§ **TASK OBJECTIVE**
Filter the data below for the string "this" and copy each matching line.

§ **LISTED ENTRIES**
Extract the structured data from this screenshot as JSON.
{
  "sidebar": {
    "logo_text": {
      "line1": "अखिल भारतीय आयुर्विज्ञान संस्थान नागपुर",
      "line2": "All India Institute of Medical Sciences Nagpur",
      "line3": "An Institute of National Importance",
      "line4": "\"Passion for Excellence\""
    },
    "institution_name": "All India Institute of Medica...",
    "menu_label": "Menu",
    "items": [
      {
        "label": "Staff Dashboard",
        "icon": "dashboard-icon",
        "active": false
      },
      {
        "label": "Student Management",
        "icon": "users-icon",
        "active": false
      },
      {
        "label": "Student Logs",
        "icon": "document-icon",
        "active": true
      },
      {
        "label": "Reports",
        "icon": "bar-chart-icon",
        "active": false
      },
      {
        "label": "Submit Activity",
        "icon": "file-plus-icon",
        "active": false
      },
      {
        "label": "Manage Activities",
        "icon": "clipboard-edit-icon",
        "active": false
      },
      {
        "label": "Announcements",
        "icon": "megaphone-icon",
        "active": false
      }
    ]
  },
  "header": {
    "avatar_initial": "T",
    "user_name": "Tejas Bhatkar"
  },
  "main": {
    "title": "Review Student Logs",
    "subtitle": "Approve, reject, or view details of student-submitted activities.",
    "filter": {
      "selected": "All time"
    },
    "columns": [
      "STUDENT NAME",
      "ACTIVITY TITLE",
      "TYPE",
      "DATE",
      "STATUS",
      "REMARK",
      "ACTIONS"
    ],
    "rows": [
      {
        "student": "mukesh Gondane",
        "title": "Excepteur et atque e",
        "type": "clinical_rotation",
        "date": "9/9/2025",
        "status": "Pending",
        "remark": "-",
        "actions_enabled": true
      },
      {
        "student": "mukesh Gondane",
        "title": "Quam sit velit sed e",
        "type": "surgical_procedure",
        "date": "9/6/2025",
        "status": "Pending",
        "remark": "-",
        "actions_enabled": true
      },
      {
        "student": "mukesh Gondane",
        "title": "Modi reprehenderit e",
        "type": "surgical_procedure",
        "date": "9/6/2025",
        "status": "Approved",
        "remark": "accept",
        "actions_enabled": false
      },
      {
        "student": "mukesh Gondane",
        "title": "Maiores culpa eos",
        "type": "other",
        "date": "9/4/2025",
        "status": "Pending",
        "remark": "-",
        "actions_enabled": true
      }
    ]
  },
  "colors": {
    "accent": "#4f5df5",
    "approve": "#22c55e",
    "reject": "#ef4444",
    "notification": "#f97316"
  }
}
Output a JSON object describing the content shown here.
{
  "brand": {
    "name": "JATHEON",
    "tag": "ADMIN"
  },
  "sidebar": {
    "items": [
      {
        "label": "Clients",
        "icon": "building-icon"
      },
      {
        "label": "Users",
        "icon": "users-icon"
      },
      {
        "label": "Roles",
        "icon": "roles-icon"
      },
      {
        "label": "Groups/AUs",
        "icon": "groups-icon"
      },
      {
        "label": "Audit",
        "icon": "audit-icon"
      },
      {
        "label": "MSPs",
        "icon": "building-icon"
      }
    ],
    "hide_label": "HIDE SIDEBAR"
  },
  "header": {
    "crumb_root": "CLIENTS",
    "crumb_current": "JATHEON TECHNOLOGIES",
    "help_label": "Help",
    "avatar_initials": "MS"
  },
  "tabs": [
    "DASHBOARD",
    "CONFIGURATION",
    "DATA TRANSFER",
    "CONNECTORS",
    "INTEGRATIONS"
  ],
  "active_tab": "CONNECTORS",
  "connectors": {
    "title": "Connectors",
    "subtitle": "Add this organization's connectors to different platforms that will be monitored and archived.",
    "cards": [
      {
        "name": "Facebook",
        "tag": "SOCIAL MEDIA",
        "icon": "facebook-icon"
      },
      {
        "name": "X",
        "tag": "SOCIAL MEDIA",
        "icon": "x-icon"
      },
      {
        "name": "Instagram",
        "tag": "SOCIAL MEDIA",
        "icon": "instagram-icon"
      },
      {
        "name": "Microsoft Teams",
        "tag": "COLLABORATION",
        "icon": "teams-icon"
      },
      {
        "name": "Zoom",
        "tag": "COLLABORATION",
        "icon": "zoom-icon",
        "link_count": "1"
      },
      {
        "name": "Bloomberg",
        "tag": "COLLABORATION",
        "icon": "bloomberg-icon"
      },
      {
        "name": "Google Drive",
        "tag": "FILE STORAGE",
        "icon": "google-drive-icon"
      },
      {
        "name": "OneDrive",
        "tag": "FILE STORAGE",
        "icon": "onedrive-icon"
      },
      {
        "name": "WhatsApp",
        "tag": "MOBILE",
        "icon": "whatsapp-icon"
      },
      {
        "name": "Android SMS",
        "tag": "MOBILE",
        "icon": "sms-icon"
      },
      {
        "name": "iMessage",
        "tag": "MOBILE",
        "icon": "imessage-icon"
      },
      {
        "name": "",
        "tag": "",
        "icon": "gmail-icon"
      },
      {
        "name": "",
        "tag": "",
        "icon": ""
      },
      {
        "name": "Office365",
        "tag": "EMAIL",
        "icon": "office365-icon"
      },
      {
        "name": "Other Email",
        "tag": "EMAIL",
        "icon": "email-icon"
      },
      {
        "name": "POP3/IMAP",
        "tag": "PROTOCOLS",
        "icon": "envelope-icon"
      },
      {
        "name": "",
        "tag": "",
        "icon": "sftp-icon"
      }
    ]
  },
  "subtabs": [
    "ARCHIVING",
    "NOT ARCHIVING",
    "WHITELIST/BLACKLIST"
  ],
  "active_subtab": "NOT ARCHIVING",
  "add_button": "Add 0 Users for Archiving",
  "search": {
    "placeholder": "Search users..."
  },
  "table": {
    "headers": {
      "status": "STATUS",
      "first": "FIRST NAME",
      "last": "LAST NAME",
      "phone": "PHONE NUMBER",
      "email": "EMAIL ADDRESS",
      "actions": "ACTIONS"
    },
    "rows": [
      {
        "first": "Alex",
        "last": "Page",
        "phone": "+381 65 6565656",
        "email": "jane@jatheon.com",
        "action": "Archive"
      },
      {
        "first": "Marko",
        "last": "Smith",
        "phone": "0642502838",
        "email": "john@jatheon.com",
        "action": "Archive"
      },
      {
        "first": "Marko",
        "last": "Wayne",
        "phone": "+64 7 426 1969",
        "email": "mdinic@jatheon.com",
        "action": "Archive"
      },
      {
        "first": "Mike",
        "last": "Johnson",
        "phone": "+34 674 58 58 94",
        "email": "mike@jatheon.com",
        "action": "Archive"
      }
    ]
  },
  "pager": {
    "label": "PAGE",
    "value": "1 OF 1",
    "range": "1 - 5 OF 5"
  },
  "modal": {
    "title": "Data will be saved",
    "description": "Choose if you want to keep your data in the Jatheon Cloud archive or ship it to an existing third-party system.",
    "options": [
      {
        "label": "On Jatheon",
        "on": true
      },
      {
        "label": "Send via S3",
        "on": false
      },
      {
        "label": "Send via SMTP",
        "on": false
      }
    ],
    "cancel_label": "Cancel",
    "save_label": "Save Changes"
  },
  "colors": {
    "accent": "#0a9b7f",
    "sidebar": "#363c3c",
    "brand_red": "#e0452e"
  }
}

...

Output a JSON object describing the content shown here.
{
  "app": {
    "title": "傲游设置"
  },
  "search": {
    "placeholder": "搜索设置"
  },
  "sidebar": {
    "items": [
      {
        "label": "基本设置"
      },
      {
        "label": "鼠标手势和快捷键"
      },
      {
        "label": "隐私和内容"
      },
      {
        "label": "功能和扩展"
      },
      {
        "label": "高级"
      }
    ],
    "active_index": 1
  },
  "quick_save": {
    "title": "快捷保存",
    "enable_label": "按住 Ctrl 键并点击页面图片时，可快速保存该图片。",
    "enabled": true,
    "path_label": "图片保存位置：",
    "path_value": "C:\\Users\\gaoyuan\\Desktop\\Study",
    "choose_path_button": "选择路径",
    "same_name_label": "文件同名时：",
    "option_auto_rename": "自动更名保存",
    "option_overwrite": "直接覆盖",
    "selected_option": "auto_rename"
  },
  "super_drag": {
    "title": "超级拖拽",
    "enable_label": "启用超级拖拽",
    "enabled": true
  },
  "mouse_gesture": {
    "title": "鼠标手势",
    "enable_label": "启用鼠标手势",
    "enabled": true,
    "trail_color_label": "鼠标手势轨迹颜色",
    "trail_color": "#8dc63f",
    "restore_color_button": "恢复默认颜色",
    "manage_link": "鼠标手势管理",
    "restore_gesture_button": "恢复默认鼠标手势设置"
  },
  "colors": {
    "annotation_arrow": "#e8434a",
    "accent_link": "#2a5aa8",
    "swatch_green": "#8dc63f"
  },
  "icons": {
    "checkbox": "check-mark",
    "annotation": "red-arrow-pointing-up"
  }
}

§ **THE SOLUTION**
Extract the structured data from this screenshot as JSON.
    "subtitle": "Add this organization's connectors to different platforms that will be monitored and archived.",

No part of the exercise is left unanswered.